Goal - Show every line in the records below that contains the word "this".

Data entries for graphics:
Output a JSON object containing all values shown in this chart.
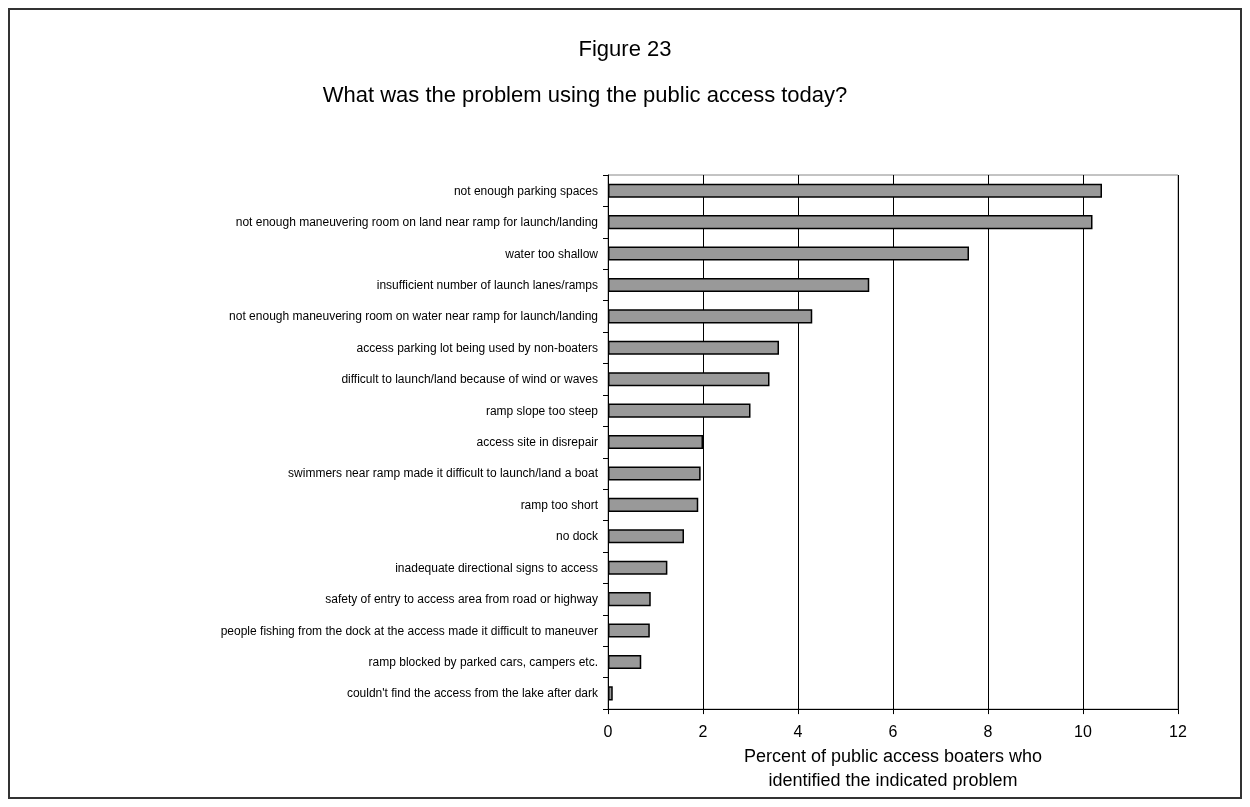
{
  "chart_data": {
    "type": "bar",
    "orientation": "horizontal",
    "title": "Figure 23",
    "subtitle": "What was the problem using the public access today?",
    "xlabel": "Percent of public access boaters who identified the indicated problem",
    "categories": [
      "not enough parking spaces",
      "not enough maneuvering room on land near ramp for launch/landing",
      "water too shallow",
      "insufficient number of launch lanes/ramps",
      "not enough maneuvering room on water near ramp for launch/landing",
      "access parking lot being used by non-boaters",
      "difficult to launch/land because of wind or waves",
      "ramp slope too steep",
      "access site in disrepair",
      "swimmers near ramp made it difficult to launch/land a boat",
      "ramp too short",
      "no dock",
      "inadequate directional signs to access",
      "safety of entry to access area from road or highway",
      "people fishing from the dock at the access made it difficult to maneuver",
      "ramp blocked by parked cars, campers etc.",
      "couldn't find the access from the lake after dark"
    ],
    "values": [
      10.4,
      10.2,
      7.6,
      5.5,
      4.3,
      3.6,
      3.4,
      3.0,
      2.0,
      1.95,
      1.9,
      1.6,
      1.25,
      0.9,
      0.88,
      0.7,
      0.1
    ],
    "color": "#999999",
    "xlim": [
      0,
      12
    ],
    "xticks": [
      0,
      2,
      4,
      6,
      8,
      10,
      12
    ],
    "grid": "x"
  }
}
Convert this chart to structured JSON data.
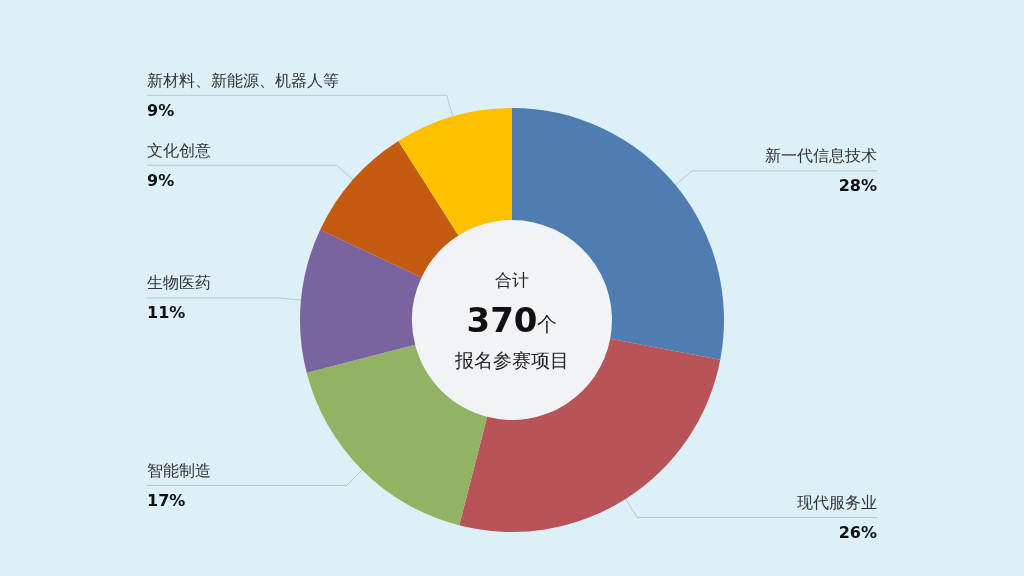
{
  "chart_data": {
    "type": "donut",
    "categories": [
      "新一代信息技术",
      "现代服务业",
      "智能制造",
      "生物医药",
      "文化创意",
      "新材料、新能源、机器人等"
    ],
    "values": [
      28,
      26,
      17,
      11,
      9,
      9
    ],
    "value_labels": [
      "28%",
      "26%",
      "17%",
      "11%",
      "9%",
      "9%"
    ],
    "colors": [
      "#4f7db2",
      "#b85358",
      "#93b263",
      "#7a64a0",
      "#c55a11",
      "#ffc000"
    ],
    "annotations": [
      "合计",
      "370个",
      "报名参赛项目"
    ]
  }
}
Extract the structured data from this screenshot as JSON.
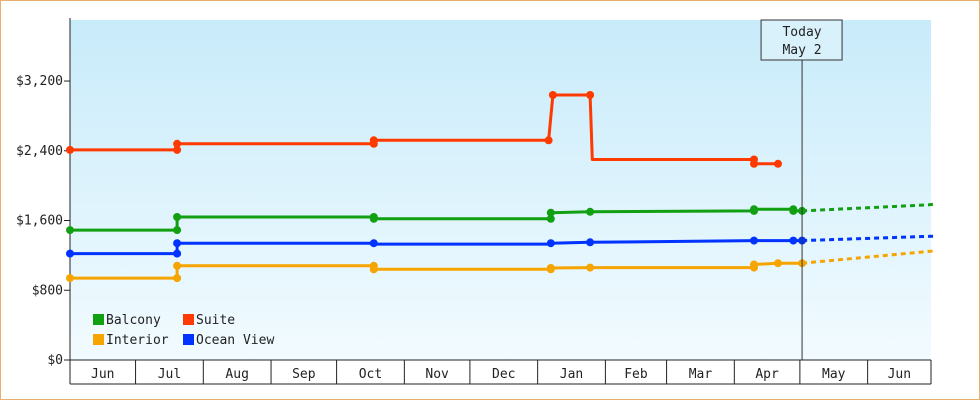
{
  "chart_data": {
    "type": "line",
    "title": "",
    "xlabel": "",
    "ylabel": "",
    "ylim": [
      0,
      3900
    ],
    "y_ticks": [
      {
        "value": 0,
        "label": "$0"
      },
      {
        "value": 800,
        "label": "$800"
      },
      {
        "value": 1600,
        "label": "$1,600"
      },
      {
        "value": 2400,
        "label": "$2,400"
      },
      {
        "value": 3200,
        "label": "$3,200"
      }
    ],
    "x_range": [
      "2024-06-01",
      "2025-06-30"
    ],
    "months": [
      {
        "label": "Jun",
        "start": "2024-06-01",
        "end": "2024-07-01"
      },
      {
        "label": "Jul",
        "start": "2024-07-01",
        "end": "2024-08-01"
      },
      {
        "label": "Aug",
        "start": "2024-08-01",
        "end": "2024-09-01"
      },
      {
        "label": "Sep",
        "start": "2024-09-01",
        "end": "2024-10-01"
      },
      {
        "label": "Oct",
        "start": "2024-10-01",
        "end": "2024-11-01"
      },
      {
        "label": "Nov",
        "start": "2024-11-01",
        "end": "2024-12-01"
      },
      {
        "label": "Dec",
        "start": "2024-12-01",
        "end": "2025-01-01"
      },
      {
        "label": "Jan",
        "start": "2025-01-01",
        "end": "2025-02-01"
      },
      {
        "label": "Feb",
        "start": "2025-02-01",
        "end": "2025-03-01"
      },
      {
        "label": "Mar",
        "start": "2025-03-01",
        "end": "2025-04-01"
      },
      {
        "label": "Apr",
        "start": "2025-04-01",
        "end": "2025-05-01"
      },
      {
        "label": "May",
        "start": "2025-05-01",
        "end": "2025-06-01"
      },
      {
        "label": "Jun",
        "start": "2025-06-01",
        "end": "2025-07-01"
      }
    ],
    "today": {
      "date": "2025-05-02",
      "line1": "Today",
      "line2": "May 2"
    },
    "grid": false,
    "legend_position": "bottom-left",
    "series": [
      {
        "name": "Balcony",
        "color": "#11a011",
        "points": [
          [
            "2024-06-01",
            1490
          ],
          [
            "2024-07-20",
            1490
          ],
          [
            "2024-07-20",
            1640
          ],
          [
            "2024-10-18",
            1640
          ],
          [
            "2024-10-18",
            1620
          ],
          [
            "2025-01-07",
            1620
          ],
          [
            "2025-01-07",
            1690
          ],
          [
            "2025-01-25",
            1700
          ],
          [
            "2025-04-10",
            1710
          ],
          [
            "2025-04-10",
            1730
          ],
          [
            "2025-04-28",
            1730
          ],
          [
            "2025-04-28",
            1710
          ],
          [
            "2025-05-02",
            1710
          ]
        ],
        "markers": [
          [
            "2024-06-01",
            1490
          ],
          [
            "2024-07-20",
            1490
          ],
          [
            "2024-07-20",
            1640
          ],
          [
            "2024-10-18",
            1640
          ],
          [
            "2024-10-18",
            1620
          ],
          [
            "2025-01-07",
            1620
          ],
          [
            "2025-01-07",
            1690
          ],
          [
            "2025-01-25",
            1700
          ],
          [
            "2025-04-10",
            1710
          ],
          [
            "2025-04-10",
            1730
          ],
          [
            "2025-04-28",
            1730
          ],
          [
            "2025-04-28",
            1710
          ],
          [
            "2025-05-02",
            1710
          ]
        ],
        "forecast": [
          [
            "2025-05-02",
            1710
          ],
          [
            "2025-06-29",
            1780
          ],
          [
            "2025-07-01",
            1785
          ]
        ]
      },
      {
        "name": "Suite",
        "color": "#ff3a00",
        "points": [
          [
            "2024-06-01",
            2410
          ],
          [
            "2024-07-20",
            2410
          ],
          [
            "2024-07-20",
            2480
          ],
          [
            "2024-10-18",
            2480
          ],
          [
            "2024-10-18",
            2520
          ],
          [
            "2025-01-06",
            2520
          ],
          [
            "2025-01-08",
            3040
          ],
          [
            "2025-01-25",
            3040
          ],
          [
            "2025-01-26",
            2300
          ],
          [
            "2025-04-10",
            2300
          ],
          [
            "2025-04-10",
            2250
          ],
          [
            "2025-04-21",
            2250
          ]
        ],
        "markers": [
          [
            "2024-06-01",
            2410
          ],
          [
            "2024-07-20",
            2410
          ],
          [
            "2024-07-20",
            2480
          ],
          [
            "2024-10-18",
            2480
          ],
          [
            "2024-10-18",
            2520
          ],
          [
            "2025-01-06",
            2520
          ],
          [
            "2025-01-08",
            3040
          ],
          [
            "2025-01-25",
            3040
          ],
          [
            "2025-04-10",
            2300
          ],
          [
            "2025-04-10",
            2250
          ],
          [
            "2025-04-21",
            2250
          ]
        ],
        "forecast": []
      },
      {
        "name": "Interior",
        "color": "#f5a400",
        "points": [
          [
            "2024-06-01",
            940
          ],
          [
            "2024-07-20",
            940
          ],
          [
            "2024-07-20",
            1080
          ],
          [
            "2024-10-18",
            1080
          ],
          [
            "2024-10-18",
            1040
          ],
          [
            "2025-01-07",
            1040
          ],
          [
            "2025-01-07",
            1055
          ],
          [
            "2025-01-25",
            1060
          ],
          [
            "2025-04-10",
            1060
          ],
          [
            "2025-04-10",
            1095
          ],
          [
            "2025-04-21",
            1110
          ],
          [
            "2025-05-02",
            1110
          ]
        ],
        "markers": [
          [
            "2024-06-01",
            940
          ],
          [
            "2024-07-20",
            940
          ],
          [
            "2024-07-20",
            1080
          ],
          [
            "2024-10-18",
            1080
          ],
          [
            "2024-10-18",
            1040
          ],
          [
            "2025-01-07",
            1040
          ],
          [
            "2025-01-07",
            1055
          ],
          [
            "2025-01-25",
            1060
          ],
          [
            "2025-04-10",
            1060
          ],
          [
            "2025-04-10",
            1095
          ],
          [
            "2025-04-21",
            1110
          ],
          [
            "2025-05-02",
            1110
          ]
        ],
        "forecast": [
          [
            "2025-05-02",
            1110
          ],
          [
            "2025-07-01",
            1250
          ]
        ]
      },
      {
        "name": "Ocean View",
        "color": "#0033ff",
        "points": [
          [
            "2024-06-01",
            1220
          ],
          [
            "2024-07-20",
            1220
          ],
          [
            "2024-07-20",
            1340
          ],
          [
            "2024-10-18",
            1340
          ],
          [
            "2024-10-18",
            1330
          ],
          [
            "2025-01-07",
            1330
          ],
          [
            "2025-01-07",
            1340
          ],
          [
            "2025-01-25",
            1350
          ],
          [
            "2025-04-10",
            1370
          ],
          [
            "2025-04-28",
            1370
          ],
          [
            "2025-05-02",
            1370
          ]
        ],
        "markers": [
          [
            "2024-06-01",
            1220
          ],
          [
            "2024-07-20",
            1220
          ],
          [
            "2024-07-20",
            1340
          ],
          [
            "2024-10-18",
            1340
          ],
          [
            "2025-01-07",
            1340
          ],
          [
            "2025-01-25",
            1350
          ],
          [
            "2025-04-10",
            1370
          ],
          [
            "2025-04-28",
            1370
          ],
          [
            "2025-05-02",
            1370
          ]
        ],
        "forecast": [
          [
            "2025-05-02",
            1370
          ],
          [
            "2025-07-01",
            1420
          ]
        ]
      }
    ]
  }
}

Response below -
Output a JSON object containing all values shown in this chart.
Convert this chart to structured JSON data.
Extract the structured data from this screenshot as JSON.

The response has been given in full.